**Task brief**
Repeat all the material exactly; pictures stay out of your copy.

________

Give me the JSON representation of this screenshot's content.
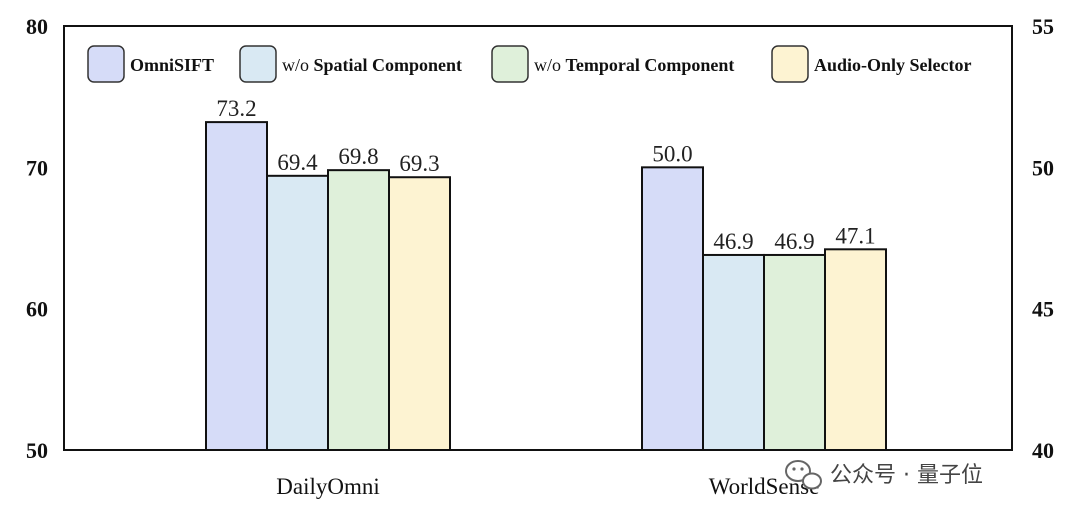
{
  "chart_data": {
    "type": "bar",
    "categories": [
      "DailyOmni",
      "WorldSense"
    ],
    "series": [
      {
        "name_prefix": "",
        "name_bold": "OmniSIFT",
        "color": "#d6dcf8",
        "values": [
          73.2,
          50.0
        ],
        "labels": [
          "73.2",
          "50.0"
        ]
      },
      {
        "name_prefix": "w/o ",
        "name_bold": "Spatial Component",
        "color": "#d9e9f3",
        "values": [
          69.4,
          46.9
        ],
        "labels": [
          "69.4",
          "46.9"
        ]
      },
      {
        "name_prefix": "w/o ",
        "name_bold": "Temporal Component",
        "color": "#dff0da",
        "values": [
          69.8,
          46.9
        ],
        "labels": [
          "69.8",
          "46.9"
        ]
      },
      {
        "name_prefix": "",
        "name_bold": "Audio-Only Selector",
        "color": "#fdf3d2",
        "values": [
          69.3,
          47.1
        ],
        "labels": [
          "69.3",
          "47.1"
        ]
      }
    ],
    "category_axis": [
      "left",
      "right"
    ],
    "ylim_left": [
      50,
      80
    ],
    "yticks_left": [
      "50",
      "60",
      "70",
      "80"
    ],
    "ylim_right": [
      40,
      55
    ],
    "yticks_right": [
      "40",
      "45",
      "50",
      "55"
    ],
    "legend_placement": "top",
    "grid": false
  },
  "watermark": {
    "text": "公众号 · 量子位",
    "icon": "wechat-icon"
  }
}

________

**Solution below**
Give me the JSON representation of this screenshot's content.
{
  "chart_data": {
    "type": "bar",
    "categories": [
      "DailyOmni",
      "WorldSense"
    ],
    "series": [
      {
        "name_prefix": "",
        "name_bold": "OmniSIFT",
        "color": "#d6dcf8",
        "values": [
          73.2,
          50.0
        ],
        "labels": [
          "73.2",
          "50.0"
        ]
      },
      {
        "name_prefix": "w/o ",
        "name_bold": "Spatial Component",
        "color": "#d9e9f3",
        "values": [
          69.4,
          46.9
        ],
        "labels": [
          "69.4",
          "46.9"
        ]
      },
      {
        "name_prefix": "w/o ",
        "name_bold": "Temporal Component",
        "color": "#dff0da",
        "values": [
          69.8,
          46.9
        ],
        "labels": [
          "69.8",
          "46.9"
        ]
      },
      {
        "name_prefix": "",
        "name_bold": "Audio-Only Selector",
        "color": "#fdf3d2",
        "values": [
          69.3,
          47.1
        ],
        "labels": [
          "69.3",
          "47.1"
        ]
      }
    ],
    "category_axis": [
      "left",
      "right"
    ],
    "ylim_left": [
      50,
      80
    ],
    "yticks_left": [
      "50",
      "60",
      "70",
      "80"
    ],
    "ylim_right": [
      40,
      55
    ],
    "yticks_right": [
      "40",
      "45",
      "50",
      "55"
    ],
    "legend_placement": "top",
    "grid": false
  },
  "watermark": {
    "text": "公众号 · 量子位",
    "icon": "wechat-icon"
  }
}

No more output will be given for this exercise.